Exclude all pictures, then copy each of the records exactly as written.
— START OF Data —
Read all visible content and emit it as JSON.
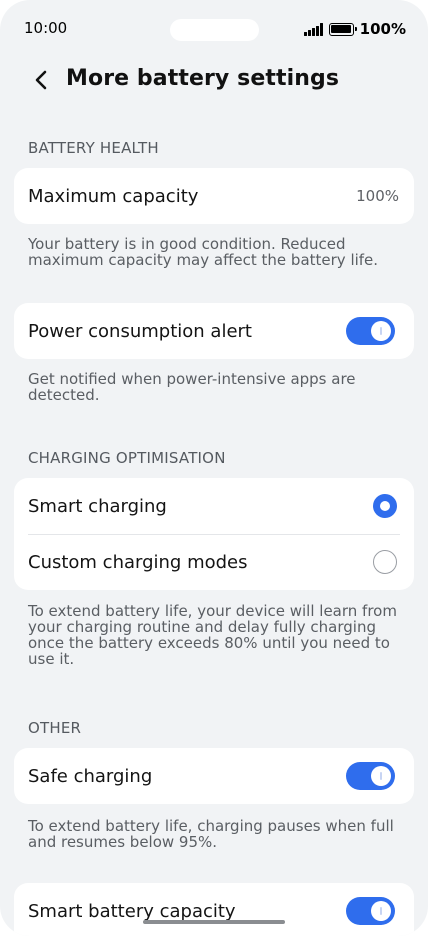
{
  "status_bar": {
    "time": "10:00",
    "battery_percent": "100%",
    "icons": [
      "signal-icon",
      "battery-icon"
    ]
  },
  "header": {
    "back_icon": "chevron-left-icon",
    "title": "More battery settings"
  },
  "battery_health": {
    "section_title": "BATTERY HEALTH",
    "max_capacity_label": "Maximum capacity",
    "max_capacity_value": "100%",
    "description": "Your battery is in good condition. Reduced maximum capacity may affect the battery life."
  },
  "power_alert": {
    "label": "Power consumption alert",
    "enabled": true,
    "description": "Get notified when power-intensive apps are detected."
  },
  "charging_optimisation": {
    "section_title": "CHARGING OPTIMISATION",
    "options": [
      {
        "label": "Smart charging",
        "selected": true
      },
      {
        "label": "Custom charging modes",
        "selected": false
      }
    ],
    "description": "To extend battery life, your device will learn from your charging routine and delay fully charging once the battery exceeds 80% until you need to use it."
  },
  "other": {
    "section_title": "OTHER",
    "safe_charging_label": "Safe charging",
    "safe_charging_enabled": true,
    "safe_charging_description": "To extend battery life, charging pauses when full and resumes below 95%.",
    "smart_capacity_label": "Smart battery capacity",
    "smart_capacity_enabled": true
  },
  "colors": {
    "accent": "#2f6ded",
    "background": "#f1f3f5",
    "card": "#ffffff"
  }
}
— END OF Data —
#### Answer for this exercise:
Read all visible content and emit it as JSON.
{
  "status_bar": {
    "time": "10:00",
    "battery_percent": "100%",
    "icons": [
      "signal-icon",
      "battery-icon"
    ]
  },
  "header": {
    "back_icon": "chevron-left-icon",
    "title": "More battery settings"
  },
  "battery_health": {
    "section_title": "BATTERY HEALTH",
    "max_capacity_label": "Maximum capacity",
    "max_capacity_value": "100%",
    "description": "Your battery is in good condition. Reduced maximum capacity may affect the battery life."
  },
  "power_alert": {
    "label": "Power consumption alert",
    "enabled": true,
    "description": "Get notified when power-intensive apps are detected."
  },
  "charging_optimisation": {
    "section_title": "CHARGING OPTIMISATION",
    "options": [
      {
        "label": "Smart charging",
        "selected": true
      },
      {
        "label": "Custom charging modes",
        "selected": false
      }
    ],
    "description": "To extend battery life, your device will learn from your charging routine and delay fully charging once the battery exceeds 80% until you need to use it."
  },
  "other": {
    "section_title": "OTHER",
    "safe_charging_label": "Safe charging",
    "safe_charging_enabled": true,
    "safe_charging_description": "To extend battery life, charging pauses when full and resumes below 95%.",
    "smart_capacity_label": "Smart battery capacity",
    "smart_capacity_enabled": true
  },
  "colors": {
    "accent": "#2f6ded",
    "background": "#f1f3f5",
    "card": "#ffffff"
  }
}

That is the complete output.